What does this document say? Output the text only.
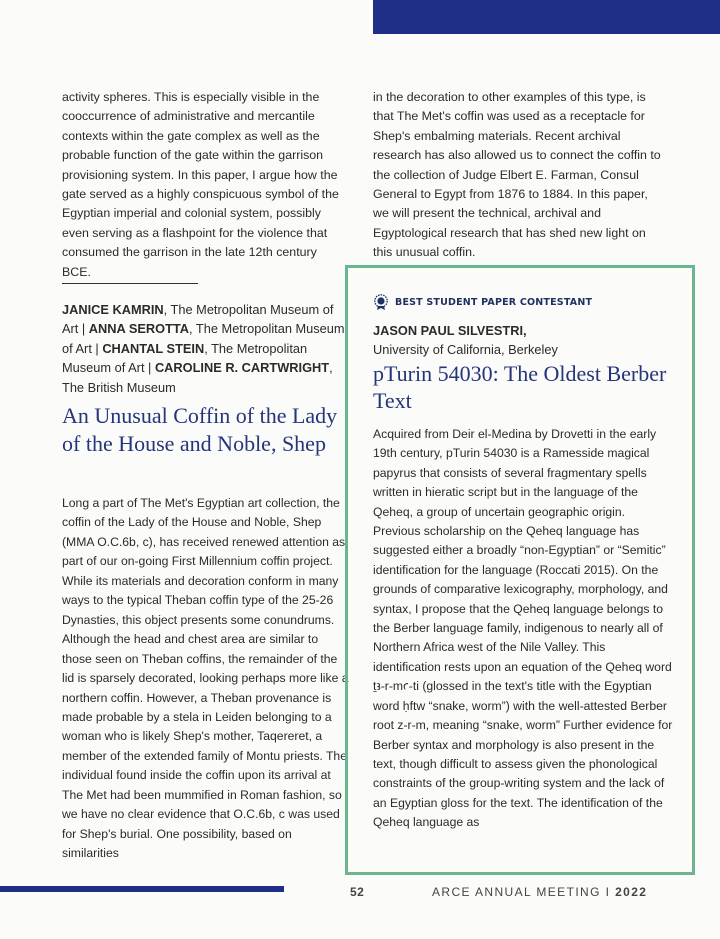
activity spheres. This is especially visible in the cooccurrence of administrative and mercantile contexts within the gate complex as well as the probable function of the gate within the garrison provisioning system. In this paper, I argue how the gate served as a highly conspicuous symbol of the Egyptian imperial and colonial system, possibly even serving as a flashpoint for the violence that consumed the garrison in the late 12th century BCE.

in the decoration to other examples of this type, is that The Met's coffin was used as a receptacle for Shep's embalming materials. Recent archival research has also allowed us to connect the coffin to the collection of Judge Elbert E. Farman, Consul General to Egypt from 1876 to 1884. In this paper, we will present the technical, archival and Egyptological research that has shed new light on this unusual coffin.

JANICE KAMRIN, The Metropolitan Museum of Art | ANNA SEROTTA, The Metropolitan Museum of Art | CHANTAL STEIN, The Metropolitan Museum of Art | CAROLINE R. CARTWRIGHT, The British Museum
An Unusual Coffin of the Lady of the House and Noble, Shep

Long a part of The Met's Egyptian art collection, the coffin of the Lady of the House and Noble, Shep (MMA O.C.6b, c), has received renewed attention as part of our on-going First Millennium coffin project. While its materials and decoration conform in many ways to the typical Theban coffin type of the 25-26 Dynasties, this object presents some conundrums. Although the head and chest area are similar to those seen on Theban coffins, the remainder of the lid is sparsely decorated, looking perhaps more like a northern coffin. However, a Theban provenance is made probable by a stela in Leiden belonging to a woman who is likely Shep's mother, Taqereret, a member of the extended family of Montu priests. The individual found inside the coffin upon its arrival at The Met had been mummified in Roman fashion, so we have no clear evidence that O.C.6b, c was used for Shep's burial. One possibility, based on similarities

BEST STUDENT PAPER CONTESTANT
JASON PAUL SILVESTRI,
University of California, Berkeley
pTurin 54030: The Oldest Berber Text

Acquired from Deir el-Medina by Drovetti in the early 19th century, pTurin 54030 is a Ramesside magical papyrus that consists of several fragmentary spells written in hieratic script but in the language of the Qeheq, a group of uncertain geographic origin. Previous scholarship on the Qeheq language has suggested either a broadly “non-Egyptian” or “Semitic” identification for the language (Roccati 2015). On the grounds of comparative lexicography, morphology, and syntax, I propose that the Qeheq language belongs to the Berber language family, indigenous to nearly all of Northern Africa west of the Nile Valley. This identification rests upon an equation of the Qeheq word ṯꜣ-r-mꜥ-ti (glossed in the text's title with the Egyptian word ḥftw “snake, worm”) with the well-attested Berber root z-r-m, meaning “snake, worm” Further evidence for Berber syntax and morphology is also present in the text, though difficult to assess given the phonological constraints of the group-writing system and the lack of an Egyptian gloss for the text. The identification of the Qeheq language as

52	ARCE ANNUAL MEETING I 2022
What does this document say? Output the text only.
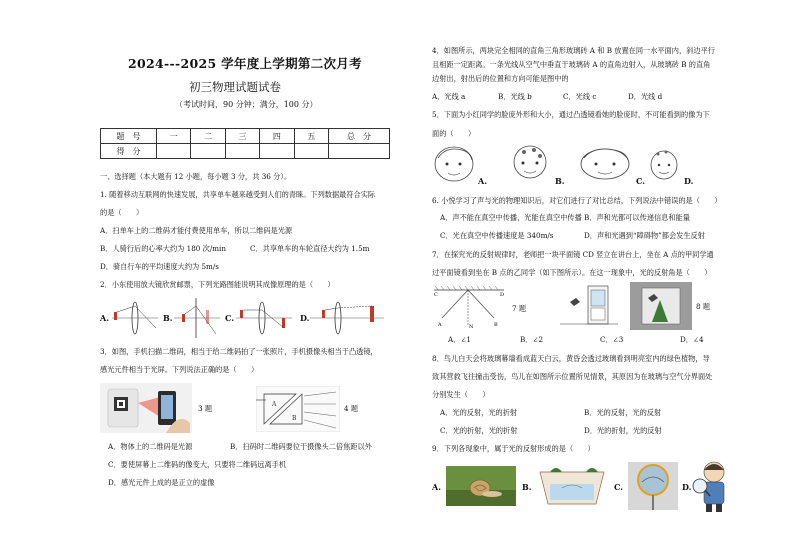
2024---2025 学年度上学期第二次月考
初三物理试题试卷
（考试时间，90 分钟；满分，100 分）
题　号	一	二	三	四	五	总　分
得　分						
一、选择题（本大题有 12 小题，每小题 3 分，共 36 分）。
1. 随着移动互联网的快速发展，共享单车越来越受到人们的青睐。下列数据最符合实际
的是（　　）
A．扫单车上的二维码才能付费使用单车，所以二维码是光源
B．人骑行后的心率大约为 180 次/min	C．共享单车的车轮直径大约为 1.5m
D．骑自行车的平均速度大约为 5m/s
2．小东使用放大镜欣赏邮票，下列光路图能说明其成像原理的是（　　）
A.	B.	C.	D.
3．如图，手机扫描二维码，相当于给二维码拍了一张照片，手机摄像头相当于凸透镜，
感光元件相当于光屏。下列说法正确的是（　　）
3 题	A
B
4 题
A．物体上的二维码是光源	B．扫码时二维码要位于摄像头二倍焦距以外
C．要使屏幕上二维码的像变大，只要将二维码远离手机
D．感光元件上成的是正立的虚像
4．如图所示，两块完全相同的直角三角形玻璃砖 A 和 B 放置在同一水平面内，斜边平行
且相距一定距离。一条光线从空气中垂直于玻璃砖 A 的直角边射入，从玻璃砖 B 的直角
边射出，射出后的位置和方向可能是图中的
A．光线 a	B．光线 b	C．光线 c	D．光线 d
5．下面为小红同学的脸庞外形和大小，通过凸透镜看她的脸庞时，不可能看到的像为下
面的（　　）
A.	B.	C.	D.
6. 小悦学习了声与光的物理知识后，对它们进行了对比总结，下列说法中错误的是（　　）
A．声不能在真空中传播，光能在真空中传播 B．声和光都可以传递信息和能量
C．光在真空中传播速度是 340m/s	D．声和光遇到“障碍物”都会发生反射
7．在探究光的反射规律时，老师把一块平面镜 CD 竖立在讲台上，坐在 A 点的甲同学通
过平面镜看到坐在 B 点的乙同学（如下图所示）。在这一现象中，光的反射角是（　　）
C	D
A	B
N
7 题	8 题
A．∠1	B．∠2	C．∠3	D．∠4
8．鸟儿白天会将玻璃幕墙看成蓝天白云，黄昏会透过玻璃看到明亮室内的绿色植物，导
致其营救飞往撞击受伤，鸟儿在如图所示位置所见情景，其原因为在玻璃与空气分界面处
分别发生（　　）
A．光的反射，光的折射	B．光的反射，光的反射
C．光的折射，光的折射	D．光的折射，光的反射
9．下列各现象中，属于光的反射形成的是（　　）
A.	B.	C.	D.
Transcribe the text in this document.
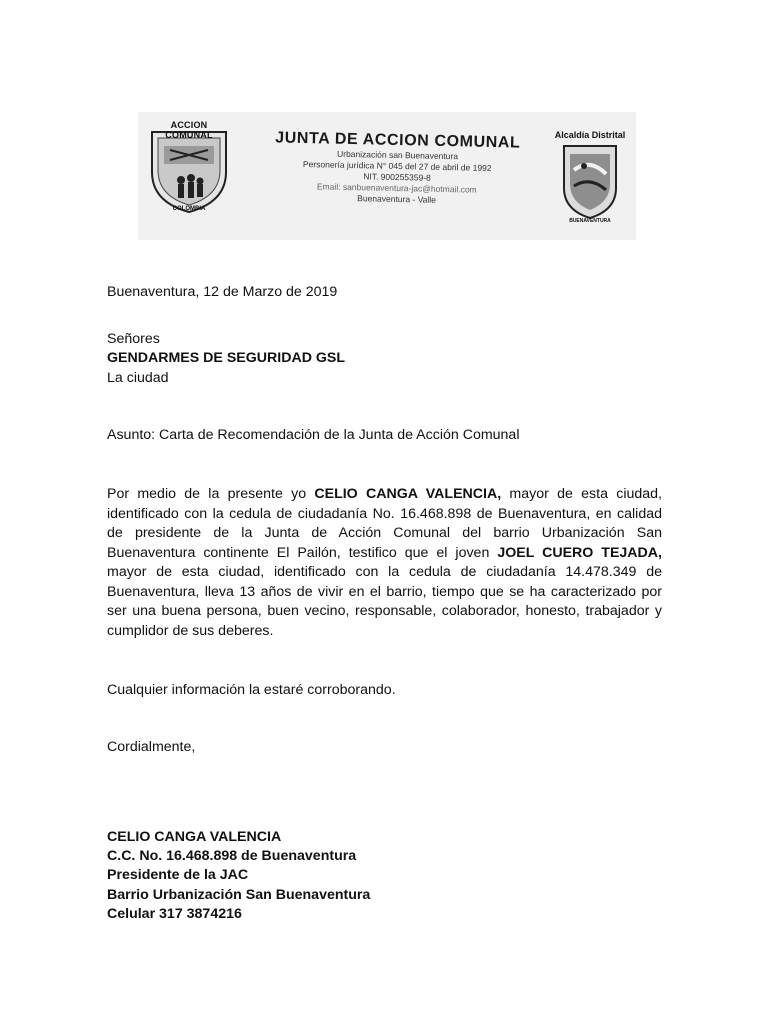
ACCION COMUNAL
COLOMBIA
JUNTA DE ACCION COMUNAL
Urbanización san Buenaventura
Personería jurídica N° 045 del 27 de abril de 1992
NIT. 900255359-8
Email: sanbuenaventura-jac@hotmail.com
Buenaventura - Valle
Alcaldía Distrital
BUENAVENTURA

Buenaventura, 12 de Marzo de 2019

Señores

GENDARMES DE SEGURIDAD GSL

La ciudad

Asunto: Carta de Recomendación de la Junta de Acción Comunal

Por medio de la presente yo CELIO CANGA VALENCIA, mayor de esta ciudad, identificado con la cedula de ciudadanía No. 16.468.898 de Buenaventura, en calidad de presidente de la Junta de Acción Comunal del barrio Urbanización San Buenaventura continente El Pailón, testifico que el joven JOEL CUERO TEJADA, mayor de esta ciudad, identificado con la cedula de ciudadanía 14.478.349 de Buenaventura, lleva 13 años de vivir en el barrio, tiempo que se ha caracterizado por ser una buena persona, buen vecino, responsable, colaborador, honesto, trabajador y cumplidor de sus deberes.

Cualquier información la estaré corroborando.

Cordialmente,

CELIO CANGA VALENCIA

C.C. No. 16.468.898 de Buenaventura

Presidente de la JAC

Barrio Urbanización San Buenaventura

Celular 317 3874216
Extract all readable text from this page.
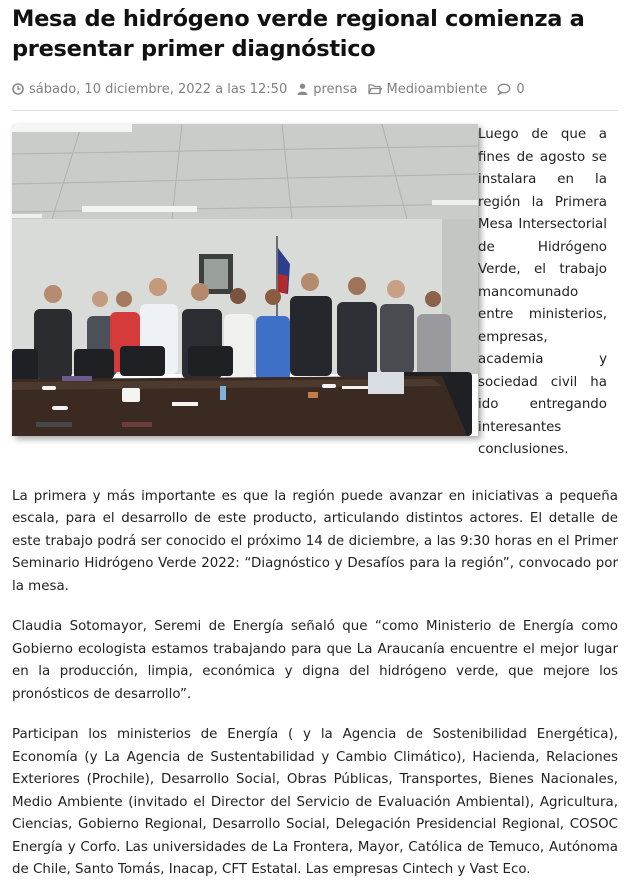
Mesa de hidrógeno verde regional comienza a presentar primer diagnóstico
sábado, 10 diciembre, 2022 a las 12:50 prensa Medioambiente 0

Luego de que a fines de agosto se instalara en la región la Primera Mesa Intersectorial de Hidrógeno Verde, el trabajo mancomunado entre ministerios, empresas, academia y sociedad civil ha ido entregando interesantes conclusiones.

La primera y más importante es que la región puede avanzar en iniciativas a pequeña escala, para el desarrollo de este producto, articulando distintos actores. El detalle de este trabajo podrá ser conocido el próximo 14 de diciembre, a las 9:30 horas en el Primer Seminario Hidrógeno Verde 2022: “Diagnóstico y Desafíos para la región”, convocado por la mesa.

Claudia Sotomayor, Seremi de Energía señaló que “como Ministerio de Energía como Gobierno ecologista estamos trabajando para que La Araucanía encuentre el mejor lugar en la producción, limpia, económica y digna del hidrógeno verde, que mejore los pronósticos de desarrollo”.

Participan los ministerios de Energía ( y la Agencia de Sostenibilidad Energética), Economía (y La Agencia de Sustentabilidad y Cambio Climático), Hacienda, Relaciones Exteriores (Prochile), Desarrollo Social, Obras Públicas, Transportes, Bienes Nacionales, Medio Ambiente (invitado el Director del Servicio de Evaluación Ambiental), Agricultura, Ciencias, Gobierno Regional, Desarrollo Social, Delegación Presidencial Regional, COSOC Energía y Corfo. Las universidades de La Frontera, Mayor, Católica de Temuco, Autónoma de Chile, Santo Tomás, Inacap, CFT Estatal. Las empresas Cintech y Vast Eco.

# # # # #

Set exercise:
Check the data for the word "ACCION" and pull out the lines that have it.

Complete output:
ACCION COMUNAL
JUNTA DE ACCION COMUNAL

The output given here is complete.